THE TASK:
Show every line containing "EURUSD" by copying it.

Stored entries
● ● ● ● ● ● ●

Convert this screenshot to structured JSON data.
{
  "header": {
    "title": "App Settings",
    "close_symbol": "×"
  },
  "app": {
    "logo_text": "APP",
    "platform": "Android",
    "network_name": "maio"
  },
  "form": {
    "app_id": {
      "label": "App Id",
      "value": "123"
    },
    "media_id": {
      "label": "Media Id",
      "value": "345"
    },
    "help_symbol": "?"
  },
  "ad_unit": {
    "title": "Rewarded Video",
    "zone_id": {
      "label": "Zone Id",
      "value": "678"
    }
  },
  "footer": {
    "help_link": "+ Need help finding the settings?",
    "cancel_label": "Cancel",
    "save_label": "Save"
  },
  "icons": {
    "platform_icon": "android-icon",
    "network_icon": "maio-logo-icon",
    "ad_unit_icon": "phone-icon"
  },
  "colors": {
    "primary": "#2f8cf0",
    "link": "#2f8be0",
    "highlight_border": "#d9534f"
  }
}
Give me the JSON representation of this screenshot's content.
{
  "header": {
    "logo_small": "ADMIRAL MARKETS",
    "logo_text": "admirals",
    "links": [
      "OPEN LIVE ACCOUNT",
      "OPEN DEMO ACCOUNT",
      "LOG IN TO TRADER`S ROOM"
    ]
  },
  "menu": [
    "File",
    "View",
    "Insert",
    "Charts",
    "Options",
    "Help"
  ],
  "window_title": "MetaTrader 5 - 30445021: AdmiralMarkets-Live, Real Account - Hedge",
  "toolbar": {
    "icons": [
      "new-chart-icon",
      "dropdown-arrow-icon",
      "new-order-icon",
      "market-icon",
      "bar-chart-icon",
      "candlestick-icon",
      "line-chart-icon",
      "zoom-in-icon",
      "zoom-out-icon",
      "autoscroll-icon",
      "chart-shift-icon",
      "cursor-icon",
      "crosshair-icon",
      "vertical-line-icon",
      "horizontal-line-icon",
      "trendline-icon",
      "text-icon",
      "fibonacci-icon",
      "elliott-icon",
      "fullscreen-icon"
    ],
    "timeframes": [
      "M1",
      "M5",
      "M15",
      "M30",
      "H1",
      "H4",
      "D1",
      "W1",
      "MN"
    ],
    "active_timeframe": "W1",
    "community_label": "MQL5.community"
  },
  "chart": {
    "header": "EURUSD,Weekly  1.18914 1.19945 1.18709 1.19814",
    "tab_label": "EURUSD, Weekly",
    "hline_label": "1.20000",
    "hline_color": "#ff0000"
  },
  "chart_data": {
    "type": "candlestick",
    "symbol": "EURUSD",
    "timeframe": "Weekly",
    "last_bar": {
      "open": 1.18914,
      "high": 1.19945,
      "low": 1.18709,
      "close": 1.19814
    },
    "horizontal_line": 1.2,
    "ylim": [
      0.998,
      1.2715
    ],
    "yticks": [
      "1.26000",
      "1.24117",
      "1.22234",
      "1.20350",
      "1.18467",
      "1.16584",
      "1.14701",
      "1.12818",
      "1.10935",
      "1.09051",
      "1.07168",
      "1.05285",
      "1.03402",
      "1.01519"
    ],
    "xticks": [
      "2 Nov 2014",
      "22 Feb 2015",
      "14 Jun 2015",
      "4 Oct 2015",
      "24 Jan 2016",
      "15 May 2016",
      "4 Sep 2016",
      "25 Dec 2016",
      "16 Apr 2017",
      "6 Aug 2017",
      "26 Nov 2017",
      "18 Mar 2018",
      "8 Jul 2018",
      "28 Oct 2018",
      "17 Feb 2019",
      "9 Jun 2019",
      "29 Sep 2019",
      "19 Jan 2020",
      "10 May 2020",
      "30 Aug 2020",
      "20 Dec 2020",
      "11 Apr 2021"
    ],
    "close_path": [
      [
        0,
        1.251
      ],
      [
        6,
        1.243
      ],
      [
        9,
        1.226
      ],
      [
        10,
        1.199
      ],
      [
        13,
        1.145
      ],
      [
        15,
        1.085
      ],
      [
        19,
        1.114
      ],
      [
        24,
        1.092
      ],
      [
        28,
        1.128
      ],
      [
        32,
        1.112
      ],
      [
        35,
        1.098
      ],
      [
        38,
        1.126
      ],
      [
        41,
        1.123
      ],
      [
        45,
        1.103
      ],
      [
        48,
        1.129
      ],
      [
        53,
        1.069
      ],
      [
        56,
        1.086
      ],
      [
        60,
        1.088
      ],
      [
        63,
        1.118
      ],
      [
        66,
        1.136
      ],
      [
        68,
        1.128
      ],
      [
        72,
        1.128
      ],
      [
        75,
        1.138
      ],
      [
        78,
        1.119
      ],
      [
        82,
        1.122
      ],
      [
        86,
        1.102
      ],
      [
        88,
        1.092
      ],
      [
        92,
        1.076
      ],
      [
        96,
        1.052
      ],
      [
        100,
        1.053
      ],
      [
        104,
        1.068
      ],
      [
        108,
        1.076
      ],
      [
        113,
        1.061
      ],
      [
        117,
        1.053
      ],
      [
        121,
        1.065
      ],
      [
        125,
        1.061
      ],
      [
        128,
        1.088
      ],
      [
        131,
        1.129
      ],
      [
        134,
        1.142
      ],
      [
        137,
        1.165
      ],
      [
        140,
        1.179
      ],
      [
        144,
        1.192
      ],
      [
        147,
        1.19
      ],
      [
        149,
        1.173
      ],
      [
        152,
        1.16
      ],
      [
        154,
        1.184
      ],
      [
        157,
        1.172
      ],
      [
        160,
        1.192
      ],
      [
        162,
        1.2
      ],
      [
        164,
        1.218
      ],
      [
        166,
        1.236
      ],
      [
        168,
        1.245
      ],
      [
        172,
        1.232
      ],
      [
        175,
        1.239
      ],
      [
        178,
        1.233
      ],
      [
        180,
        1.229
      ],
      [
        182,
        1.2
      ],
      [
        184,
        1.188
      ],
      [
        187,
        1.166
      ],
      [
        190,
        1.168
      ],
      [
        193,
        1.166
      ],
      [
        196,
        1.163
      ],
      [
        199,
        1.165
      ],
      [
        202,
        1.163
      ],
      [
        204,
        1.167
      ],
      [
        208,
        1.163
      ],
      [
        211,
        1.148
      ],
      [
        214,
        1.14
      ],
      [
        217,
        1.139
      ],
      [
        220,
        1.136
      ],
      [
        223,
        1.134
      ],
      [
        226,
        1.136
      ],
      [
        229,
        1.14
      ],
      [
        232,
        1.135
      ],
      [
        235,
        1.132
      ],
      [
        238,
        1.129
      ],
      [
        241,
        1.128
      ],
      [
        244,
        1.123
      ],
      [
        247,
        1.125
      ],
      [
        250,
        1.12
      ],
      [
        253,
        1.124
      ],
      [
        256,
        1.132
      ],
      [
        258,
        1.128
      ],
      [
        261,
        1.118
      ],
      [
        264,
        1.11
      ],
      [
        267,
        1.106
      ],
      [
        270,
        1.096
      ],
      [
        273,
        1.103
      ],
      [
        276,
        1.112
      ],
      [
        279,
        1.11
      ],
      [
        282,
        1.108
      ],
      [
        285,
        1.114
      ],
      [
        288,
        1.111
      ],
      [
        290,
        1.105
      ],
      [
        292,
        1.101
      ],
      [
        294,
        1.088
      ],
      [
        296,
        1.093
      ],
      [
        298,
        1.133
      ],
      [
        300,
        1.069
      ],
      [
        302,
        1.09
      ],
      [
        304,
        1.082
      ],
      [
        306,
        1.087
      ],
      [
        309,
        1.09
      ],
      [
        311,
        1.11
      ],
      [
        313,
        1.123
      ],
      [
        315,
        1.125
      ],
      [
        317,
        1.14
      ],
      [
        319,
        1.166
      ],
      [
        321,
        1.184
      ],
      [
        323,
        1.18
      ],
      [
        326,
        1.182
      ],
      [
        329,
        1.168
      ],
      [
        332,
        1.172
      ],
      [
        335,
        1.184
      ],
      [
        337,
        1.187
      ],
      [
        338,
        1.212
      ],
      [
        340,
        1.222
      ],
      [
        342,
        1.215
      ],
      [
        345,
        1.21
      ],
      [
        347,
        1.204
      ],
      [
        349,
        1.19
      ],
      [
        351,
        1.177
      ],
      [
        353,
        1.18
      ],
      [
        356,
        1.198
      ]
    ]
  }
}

● ● ● ● ● ● ●

EXERCISE RESULT:
    "header": "EURUSD,Weekly  1.18914 1.19945 1.18709 1.19814",
    "tab_label": "EURUSD, Weekly",
    "symbol": "EURUSD",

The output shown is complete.